------ RECORDS SHOWN ------

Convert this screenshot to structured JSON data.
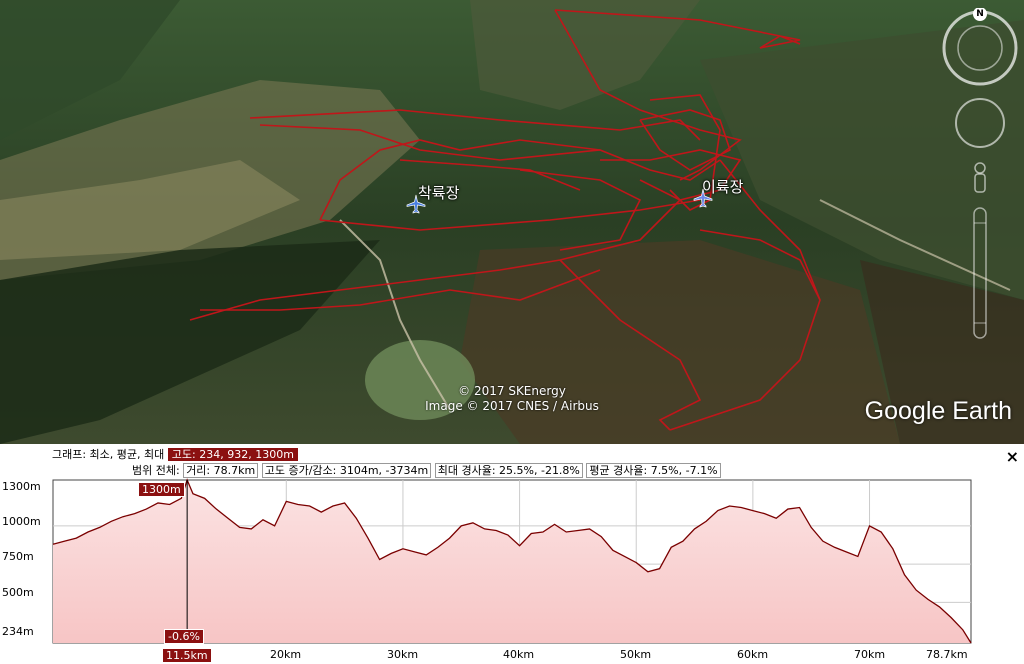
{
  "map": {
    "labels": [
      {
        "id": "left",
        "text": "착륙장"
      },
      {
        "id": "right",
        "text": "이륙장"
      }
    ],
    "attribution_1": "© 2017 SKEnergy",
    "attribution_2": "Image © 2017 CNES / Airbus",
    "brand": "Google Earth",
    "compass_letter": "N"
  },
  "elevation_panel": {
    "graph_label": "그래프: 최소, 평균, 최대",
    "graph_value": "고도: 234, 932, 1300m",
    "range_label": "범위 전체:",
    "distance": "거리: 78.7km",
    "gain_loss": "고도 증가/감소: 3104m, -3734m",
    "max_slope": "최대 경사율: 25.5%, -21.8%",
    "avg_slope": "평균 경사율: 7.5%, -7.1%",
    "close": "×",
    "y_ticks": [
      "1300m",
      "1000m",
      "750m",
      "500m",
      "234m"
    ],
    "x_ticks": [
      "11.5km",
      "20km",
      "30km",
      "40km",
      "50km",
      "60km",
      "70km",
      "78.7km"
    ],
    "cursor_value": "1300m",
    "cursor_slope": "-0.6%"
  },
  "chart_data": {
    "type": "area",
    "title": "",
    "xlabel": "",
    "ylabel": "",
    "ylim": [
      234,
      1300
    ],
    "xlim": [
      0,
      78.7
    ],
    "x": [
      0,
      1,
      2,
      3,
      4,
      5,
      6,
      7,
      8,
      9,
      10,
      11,
      11.5,
      12,
      13,
      14,
      15,
      16,
      17,
      18,
      19,
      20,
      21,
      22,
      23,
      24,
      25,
      26,
      27,
      28,
      29,
      30,
      31,
      32,
      33,
      34,
      35,
      36,
      37,
      38,
      39,
      40,
      41,
      42,
      43,
      44,
      45,
      46,
      47,
      48,
      49,
      50,
      51,
      52,
      53,
      54,
      55,
      56,
      57,
      58,
      59,
      60,
      61,
      62,
      63,
      64,
      65,
      66,
      67,
      68,
      69,
      70,
      71,
      72,
      73,
      74,
      75,
      76,
      77,
      78,
      78.7
    ],
    "series": [
      {
        "values": [
          880,
          900,
          920,
          960,
          990,
          1030,
          1060,
          1080,
          1110,
          1150,
          1140,
          1180,
          1300,
          1210,
          1180,
          1110,
          1050,
          990,
          980,
          1040,
          1000,
          1160,
          1140,
          1130,
          1090,
          1130,
          1150,
          1050,
          920,
          780,
          820,
          850,
          830,
          810,
          860,
          920,
          1000,
          1020,
          980,
          970,
          940,
          870,
          950,
          960,
          1010,
          960,
          970,
          980,
          930,
          840,
          800,
          760,
          700,
          720,
          860,
          900,
          980,
          1030,
          1100,
          1130,
          1120,
          1100,
          1080,
          1050,
          1110,
          1120,
          990,
          900,
          860,
          830,
          800,
          1000,
          960,
          850,
          680,
          580,
          520,
          470,
          400,
          320,
          234
        ]
      }
    ],
    "cursor_x": 11.5,
    "grid": true,
    "fill_color": "#f7c5c5",
    "line_color": "#7a0000"
  }
}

------

Copy every record above exactly, leaving out the pictures.

Convert this screenshot to structured JSON data.
{
  "map": {
    "labels": [
      {
        "id": "left",
        "text": "착륙장"
      },
      {
        "id": "right",
        "text": "이륙장"
      }
    ],
    "attribution_1": "© 2017 SKEnergy",
    "attribution_2": "Image © 2017 CNES / Airbus",
    "brand": "Google Earth",
    "compass_letter": "N"
  },
  "elevation_panel": {
    "graph_label": "그래프: 최소, 평균, 최대",
    "graph_value": "고도: 234, 932, 1300m",
    "range_label": "범위 전체:",
    "distance": "거리: 78.7km",
    "gain_loss": "고도 증가/감소: 3104m, -3734m",
    "max_slope": "최대 경사율: 25.5%, -21.8%",
    "avg_slope": "평균 경사율: 7.5%, -7.1%",
    "close": "×",
    "y_ticks": [
      "1300m",
      "1000m",
      "750m",
      "500m",
      "234m"
    ],
    "x_ticks": [
      "11.5km",
      "20km",
      "30km",
      "40km",
      "50km",
      "60km",
      "70km",
      "78.7km"
    ],
    "cursor_value": "1300m",
    "cursor_slope": "-0.6%"
  },
  "chart_data": {
    "type": "area",
    "title": "",
    "xlabel": "",
    "ylabel": "",
    "ylim": [
      234,
      1300
    ],
    "xlim": [
      0,
      78.7
    ],
    "x": [
      0,
      1,
      2,
      3,
      4,
      5,
      6,
      7,
      8,
      9,
      10,
      11,
      11.5,
      12,
      13,
      14,
      15,
      16,
      17,
      18,
      19,
      20,
      21,
      22,
      23,
      24,
      25,
      26,
      27,
      28,
      29,
      30,
      31,
      32,
      33,
      34,
      35,
      36,
      37,
      38,
      39,
      40,
      41,
      42,
      43,
      44,
      45,
      46,
      47,
      48,
      49,
      50,
      51,
      52,
      53,
      54,
      55,
      56,
      57,
      58,
      59,
      60,
      61,
      62,
      63,
      64,
      65,
      66,
      67,
      68,
      69,
      70,
      71,
      72,
      73,
      74,
      75,
      76,
      77,
      78,
      78.7
    ],
    "series": [
      {
        "values": [
          880,
          900,
          920,
          960,
          990,
          1030,
          1060,
          1080,
          1110,
          1150,
          1140,
          1180,
          1300,
          1210,
          1180,
          1110,
          1050,
          990,
          980,
          1040,
          1000,
          1160,
          1140,
          1130,
          1090,
          1130,
          1150,
          1050,
          920,
          780,
          820,
          850,
          830,
          810,
          860,
          920,
          1000,
          1020,
          980,
          970,
          940,
          870,
          950,
          960,
          1010,
          960,
          970,
          980,
          930,
          840,
          800,
          760,
          700,
          720,
          860,
          900,
          980,
          1030,
          1100,
          1130,
          1120,
          1100,
          1080,
          1050,
          1110,
          1120,
          990,
          900,
          860,
          830,
          800,
          1000,
          960,
          850,
          680,
          580,
          520,
          470,
          400,
          320,
          234
        ]
      }
    ],
    "cursor_x": 11.5,
    "grid": true,
    "fill_color": "#f7c5c5",
    "line_color": "#7a0000"
  }
}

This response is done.